* Start SUPPLIED RECORDS *

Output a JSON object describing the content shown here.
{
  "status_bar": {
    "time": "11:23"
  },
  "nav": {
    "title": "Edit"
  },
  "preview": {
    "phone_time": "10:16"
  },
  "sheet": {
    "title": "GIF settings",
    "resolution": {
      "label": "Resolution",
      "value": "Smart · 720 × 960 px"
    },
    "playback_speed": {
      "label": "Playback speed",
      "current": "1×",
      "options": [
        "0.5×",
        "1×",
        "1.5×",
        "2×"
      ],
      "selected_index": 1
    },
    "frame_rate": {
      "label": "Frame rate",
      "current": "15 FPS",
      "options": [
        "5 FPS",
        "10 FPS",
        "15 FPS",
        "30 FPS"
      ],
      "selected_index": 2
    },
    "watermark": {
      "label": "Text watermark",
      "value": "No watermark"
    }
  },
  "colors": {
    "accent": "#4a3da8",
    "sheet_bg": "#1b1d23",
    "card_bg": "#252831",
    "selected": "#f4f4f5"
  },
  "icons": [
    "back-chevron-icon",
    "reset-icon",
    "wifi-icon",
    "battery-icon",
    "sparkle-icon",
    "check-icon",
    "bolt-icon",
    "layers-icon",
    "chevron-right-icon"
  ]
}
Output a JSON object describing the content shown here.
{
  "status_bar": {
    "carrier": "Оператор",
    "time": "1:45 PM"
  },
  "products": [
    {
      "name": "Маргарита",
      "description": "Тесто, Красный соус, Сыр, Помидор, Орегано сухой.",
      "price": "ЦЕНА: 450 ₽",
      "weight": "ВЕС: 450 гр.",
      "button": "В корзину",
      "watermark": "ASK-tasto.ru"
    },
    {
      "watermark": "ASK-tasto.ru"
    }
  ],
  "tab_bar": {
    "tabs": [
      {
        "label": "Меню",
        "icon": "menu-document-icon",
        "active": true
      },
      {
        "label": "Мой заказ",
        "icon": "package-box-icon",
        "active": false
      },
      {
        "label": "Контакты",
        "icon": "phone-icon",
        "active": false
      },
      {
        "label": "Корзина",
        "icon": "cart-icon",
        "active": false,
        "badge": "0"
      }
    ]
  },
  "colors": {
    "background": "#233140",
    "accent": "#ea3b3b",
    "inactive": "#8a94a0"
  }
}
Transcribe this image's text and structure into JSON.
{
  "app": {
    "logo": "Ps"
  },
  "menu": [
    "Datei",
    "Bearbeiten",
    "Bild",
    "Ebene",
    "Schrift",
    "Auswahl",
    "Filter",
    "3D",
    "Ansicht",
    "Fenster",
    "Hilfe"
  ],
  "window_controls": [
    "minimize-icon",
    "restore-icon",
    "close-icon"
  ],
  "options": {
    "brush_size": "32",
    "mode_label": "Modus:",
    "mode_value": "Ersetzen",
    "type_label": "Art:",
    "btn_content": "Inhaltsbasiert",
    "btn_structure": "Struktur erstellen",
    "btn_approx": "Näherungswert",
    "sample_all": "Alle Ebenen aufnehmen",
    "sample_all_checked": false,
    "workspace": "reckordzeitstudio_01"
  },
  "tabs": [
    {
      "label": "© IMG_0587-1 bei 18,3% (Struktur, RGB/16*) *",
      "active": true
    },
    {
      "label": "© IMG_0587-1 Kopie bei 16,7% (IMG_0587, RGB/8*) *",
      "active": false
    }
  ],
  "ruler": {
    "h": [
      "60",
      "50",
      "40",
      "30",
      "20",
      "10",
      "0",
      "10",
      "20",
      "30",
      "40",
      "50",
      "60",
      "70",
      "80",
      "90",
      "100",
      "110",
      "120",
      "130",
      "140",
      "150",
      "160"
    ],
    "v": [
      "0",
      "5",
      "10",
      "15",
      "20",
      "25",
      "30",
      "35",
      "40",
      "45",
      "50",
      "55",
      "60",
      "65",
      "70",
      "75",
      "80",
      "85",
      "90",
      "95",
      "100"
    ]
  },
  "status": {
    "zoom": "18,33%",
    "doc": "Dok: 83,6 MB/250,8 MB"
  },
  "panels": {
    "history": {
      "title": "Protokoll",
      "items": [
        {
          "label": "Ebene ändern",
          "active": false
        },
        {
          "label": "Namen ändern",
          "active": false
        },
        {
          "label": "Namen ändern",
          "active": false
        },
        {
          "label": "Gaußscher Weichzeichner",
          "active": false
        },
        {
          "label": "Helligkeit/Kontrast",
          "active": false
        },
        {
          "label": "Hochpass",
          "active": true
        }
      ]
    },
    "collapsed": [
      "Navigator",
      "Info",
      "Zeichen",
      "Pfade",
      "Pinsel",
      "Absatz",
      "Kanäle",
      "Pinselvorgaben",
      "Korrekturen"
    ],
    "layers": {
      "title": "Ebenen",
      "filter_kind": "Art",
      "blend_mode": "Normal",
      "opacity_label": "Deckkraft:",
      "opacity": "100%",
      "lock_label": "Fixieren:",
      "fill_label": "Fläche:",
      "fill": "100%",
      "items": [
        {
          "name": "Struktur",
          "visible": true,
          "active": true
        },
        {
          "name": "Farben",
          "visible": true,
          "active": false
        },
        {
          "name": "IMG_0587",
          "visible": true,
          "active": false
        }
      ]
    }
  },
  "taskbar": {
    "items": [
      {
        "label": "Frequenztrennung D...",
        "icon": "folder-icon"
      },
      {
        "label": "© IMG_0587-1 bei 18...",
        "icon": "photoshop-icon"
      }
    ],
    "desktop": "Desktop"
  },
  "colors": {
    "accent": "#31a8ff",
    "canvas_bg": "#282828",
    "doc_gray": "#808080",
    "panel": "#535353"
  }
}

* End SUPPLIED RECORDS *

* _EXERCISE DESCRIPTION_
Repeat the lines above exactly.

* _RESPONSE TO THIS EXERCISE_
Output a JSON object describing the content shown here.
{
  "status_bar": {
    "time": "11:23"
  },
  "nav": {
    "title": "Edit"
  },
  "preview": {
    "phone_time": "10:16"
  },
  "sheet": {
    "title": "GIF settings",
    "resolution": {
      "label": "Resolution",
      "value": "Smart · 720 × 960 px"
    },
    "playback_speed": {
      "label": "Playback speed",
      "current": "1×",
      "options": [
        "0.5×",
        "1×",
        "1.5×",
        "2×"
      ],
      "selected_index": 1
    },
    "frame_rate": {
      "label": "Frame rate",
      "current": "15 FPS",
      "options": [
        "5 FPS",
        "10 FPS",
        "15 FPS",
        "30 FPS"
      ],
      "selected_index": 2
    },
    "watermark": {
      "label": "Text watermark",
      "value": "No watermark"
    }
  },
  "colors": {
    "accent": "#4a3da8",
    "sheet_bg": "#1b1d23",
    "card_bg": "#252831",
    "selected": "#f4f4f5"
  },
  "icons": [
    "back-chevron-icon",
    "reset-icon",
    "wifi-icon",
    "battery-icon",
    "sparkle-icon",
    "check-icon",
    "bolt-icon",
    "layers-icon",
    "chevron-right-icon"
  ]
}
Output a JSON object describing the content shown here.
{
  "status_bar": {
    "carrier": "Оператор",
    "time": "1:45 PM"
  },
  "products": [
    {
      "name": "Маргарита",
      "description": "Тесто, Красный соус, Сыр, Помидор, Орегано сухой.",
      "price": "ЦЕНА: 450 ₽",
      "weight": "ВЕС: 450 гр.",
      "button": "В корзину",
      "watermark": "ASK-tasto.ru"
    },
    {
      "watermark": "ASK-tasto.ru"
    }
  ],
  "tab_bar": {
    "tabs": [
      {
        "label": "Меню",
        "icon": "menu-document-icon",
        "active": true
      },
      {
        "label": "Мой заказ",
        "icon": "package-box-icon",
        "active": false
      },
      {
        "label": "Контакты",
        "icon": "phone-icon",
        "active": false
      },
      {
        "label": "Корзина",
        "icon": "cart-icon",
        "active": false,
        "badge": "0"
      }
    ]
  },
  "colors": {
    "background": "#233140",
    "accent": "#ea3b3b",
    "inactive": "#8a94a0"
  }
}
Transcribe this image's text and structure into JSON.
{
  "app": {
    "logo": "Ps"
  },
  "menu": [
    "Datei",
    "Bearbeiten",
    "Bild",
    "Ebene",
    "Schrift",
    "Auswahl",
    "Filter",
    "3D",
    "Ansicht",
    "Fenster",
    "Hilfe"
  ],
  "window_controls": [
    "minimize-icon",
    "restore-icon",
    "close-icon"
  ],
  "options": {
    "brush_size": "32",
    "mode_label": "Modus:",
    "mode_value": "Ersetzen",
    "type_label": "Art:",
    "btn_content": "Inhaltsbasiert",
    "btn_structure": "Struktur erstellen",
    "btn_approx": "Näherungswert",
    "sample_all": "Alle Ebenen aufnehmen",
    "sample_all_checked": false,
    "workspace": "reckordzeitstudio_01"
  },
  "tabs": [
    {
      "label": "© IMG_0587-1 bei 18,3% (Struktur, RGB/16*) *",
      "active": true
    },
    {
      "label": "© IMG_0587-1 Kopie bei 16,7% (IMG_0587, RGB/8*) *",
      "active": false
    }
  ],
  "ruler": {
    "h": [
      "60",
      "50",
      "40",
      "30",
      "20",
      "10",
      "0",
      "10",
      "20",
      "30",
      "40",
      "50",
      "60",
      "70",
      "80",
      "90",
      "100",
      "110",
      "120",
      "130",
      "140",
      "150",
      "160"
    ],
    "v": [
      "0",
      "5",
      "10",
      "15",
      "20",
      "25",
      "30",
      "35",
      "40",
      "45",
      "50",
      "55",
      "60",
      "65",
      "70",
      "75",
      "80",
      "85",
      "90",
      "95",
      "100"
    ]
  },
  "status": {
    "zoom": "18,33%",
    "doc": "Dok: 83,6 MB/250,8 MB"
  },
  "panels": {
    "history": {
      "title": "Protokoll",
      "items": [
        {
          "label": "Ebene ändern",
          "active": false
        },
        {
          "label": "Namen ändern",
          "active": false
        },
        {
          "label": "Namen ändern",
          "active": false
        },
        {
          "label": "Gaußscher Weichzeichner",
          "active": false
        },
        {
          "label": "Helligkeit/Kontrast",
          "active": false
        },
        {
          "label": "Hochpass",
          "active": true
        }
      ]
    },
    "collapsed": [
      "Navigator",
      "Info",
      "Zeichen",
      "Pfade",
      "Pinsel",
      "Absatz",
      "Kanäle",
      "Pinselvorgaben",
      "Korrekturen"
    ],
    "layers": {
      "title": "Ebenen",
      "filter_kind": "Art",
      "blend_mode": "Normal",
      "opacity_label": "Deckkraft:",
      "opacity": "100%",
      "lock_label": "Fixieren:",
      "fill_label": "Fläche:",
      "fill": "100%",
      "items": [
        {
          "name": "Struktur",
          "visible": true,
          "active": true
        },
        {
          "name": "Farben",
          "visible": true,
          "active": false
        },
        {
          "name": "IMG_0587",
          "visible": true,
          "active": false
        }
      ]
    }
  },
  "taskbar": {
    "items": [
      {
        "label": "Frequenztrennung D...",
        "icon": "folder-icon"
      },
      {
        "label": "© IMG_0587-1 bei 18...",
        "icon": "photoshop-icon"
      }
    ],
    "desktop": "Desktop"
  },
  "colors": {
    "accent": "#31a8ff",
    "canvas_bg": "#282828",
    "doc_gray": "#808080",
    "panel": "#535353"
  }
}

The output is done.